Given text Block Start
Optimization of Lab-On-a-CD by Experimental Design and Machine Learning Models for Microfluidic Biosensor Application
With technological advancements, researchers are exploring strategies to optimize microfluidic systems for better patient care and develop efficient disease monitoring and diagnostics systems. The paper explores the optimization of Lab-On-a-CD (LACD) systems for microfluidic biosensors using experimental design and machine learning models to develop enhanced devices.
This study explores the intricate dynamics of microfluidic biosensors, with a focus on improving the accuracy of performance predictions using advanced computational models, specifically Artificial Neural Networks (ANN) and Particle Swarm Optimization-ANN (PSO-ANN). The velocity field deviation in radial and non-radial models where centrifugal forces significantly influence fluid distribution was analyzed. The parabolic velocity profile of the laminar flow affected by the Coriolis force is shifted towards the sidewall, with a remarkable deviation of 43.72% at a rotational speed of 100 rad/s.
Given text Block End
Extracted entries Block Start
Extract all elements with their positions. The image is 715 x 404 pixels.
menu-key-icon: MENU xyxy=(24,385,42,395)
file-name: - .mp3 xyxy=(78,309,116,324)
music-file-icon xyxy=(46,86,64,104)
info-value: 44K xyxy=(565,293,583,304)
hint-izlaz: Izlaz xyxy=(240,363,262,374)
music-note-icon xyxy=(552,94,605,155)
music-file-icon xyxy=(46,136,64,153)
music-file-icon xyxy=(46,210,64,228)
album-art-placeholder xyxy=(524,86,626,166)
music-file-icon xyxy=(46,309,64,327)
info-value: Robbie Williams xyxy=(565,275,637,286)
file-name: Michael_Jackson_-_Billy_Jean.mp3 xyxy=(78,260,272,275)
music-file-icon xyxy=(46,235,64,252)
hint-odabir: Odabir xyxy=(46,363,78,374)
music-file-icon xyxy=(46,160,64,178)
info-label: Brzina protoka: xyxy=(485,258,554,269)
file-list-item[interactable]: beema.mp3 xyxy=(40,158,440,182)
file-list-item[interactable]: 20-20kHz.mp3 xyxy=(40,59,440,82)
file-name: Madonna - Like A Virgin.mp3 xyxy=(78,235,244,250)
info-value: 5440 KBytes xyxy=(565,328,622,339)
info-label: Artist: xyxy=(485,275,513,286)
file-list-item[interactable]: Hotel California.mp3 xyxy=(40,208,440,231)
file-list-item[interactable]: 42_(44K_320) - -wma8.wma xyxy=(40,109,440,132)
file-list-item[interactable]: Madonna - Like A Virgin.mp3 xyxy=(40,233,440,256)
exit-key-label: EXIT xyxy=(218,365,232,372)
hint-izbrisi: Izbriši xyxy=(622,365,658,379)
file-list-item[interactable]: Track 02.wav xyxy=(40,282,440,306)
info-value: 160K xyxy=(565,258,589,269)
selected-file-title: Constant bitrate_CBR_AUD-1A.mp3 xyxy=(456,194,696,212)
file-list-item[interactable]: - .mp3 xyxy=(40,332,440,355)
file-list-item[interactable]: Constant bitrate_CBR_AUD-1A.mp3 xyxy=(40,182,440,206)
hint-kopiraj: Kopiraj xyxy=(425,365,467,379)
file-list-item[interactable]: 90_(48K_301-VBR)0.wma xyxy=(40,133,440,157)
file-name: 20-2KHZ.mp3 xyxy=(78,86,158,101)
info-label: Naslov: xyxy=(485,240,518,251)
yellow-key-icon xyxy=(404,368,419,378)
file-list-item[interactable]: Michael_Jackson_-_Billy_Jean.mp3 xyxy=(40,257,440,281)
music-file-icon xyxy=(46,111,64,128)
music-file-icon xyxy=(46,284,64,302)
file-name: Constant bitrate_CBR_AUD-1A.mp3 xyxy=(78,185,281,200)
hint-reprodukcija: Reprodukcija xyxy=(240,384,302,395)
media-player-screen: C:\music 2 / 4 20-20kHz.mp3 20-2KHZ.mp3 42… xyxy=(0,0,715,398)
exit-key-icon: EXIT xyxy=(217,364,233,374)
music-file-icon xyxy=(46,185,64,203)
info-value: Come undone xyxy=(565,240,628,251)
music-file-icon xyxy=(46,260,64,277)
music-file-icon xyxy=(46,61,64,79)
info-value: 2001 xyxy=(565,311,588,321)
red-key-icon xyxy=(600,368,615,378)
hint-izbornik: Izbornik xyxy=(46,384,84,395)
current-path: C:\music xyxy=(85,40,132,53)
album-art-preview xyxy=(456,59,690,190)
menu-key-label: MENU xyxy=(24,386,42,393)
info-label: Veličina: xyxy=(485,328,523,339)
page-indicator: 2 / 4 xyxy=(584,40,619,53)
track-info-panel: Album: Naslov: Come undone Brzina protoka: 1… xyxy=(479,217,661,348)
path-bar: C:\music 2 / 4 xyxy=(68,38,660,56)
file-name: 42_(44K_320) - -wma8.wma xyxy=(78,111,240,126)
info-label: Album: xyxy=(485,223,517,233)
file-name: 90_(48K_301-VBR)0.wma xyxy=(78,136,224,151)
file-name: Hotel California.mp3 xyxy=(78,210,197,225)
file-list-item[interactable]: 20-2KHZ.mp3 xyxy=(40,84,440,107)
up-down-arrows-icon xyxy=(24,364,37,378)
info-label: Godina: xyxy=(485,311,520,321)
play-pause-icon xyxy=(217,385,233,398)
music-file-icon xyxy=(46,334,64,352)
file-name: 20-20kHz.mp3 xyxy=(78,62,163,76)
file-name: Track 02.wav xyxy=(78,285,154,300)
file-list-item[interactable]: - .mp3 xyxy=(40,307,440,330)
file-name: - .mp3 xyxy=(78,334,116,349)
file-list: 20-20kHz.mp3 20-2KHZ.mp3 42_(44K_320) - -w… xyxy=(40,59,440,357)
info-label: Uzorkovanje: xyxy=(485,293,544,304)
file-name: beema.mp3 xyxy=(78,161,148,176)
Extracted entries Block End
* _Exercise 1_: In the Lab-On-a-CD abstract, what deviation was recorded at a rotational speed of 100 rad/s?
* _Exercise 2_: Could you reproduce the part of the Lab-On-a-CD abstract that opens with the words containing "Optimization of Lab-On-a-CD by" and closes with "develop enhanced devices."?
None of the data above is needed here.

* _Solution 1_: A deviation of 43.72%.

* _Solution 2_:
Optimization of Lab-On-a-CD by Experimental Design and Machine Learning Models for Microfluidic Biosensor Application
With technological advancements, researchers are exploring strategies to optimize microfluidic systems for better patient care and develop efficient disease monitoring and diagnostics systems. The paper explores the optimization of Lab-On-a-CD (LACD) systems for microfluidic biosensors using experimental design and machine learning models to develop enhanced devices.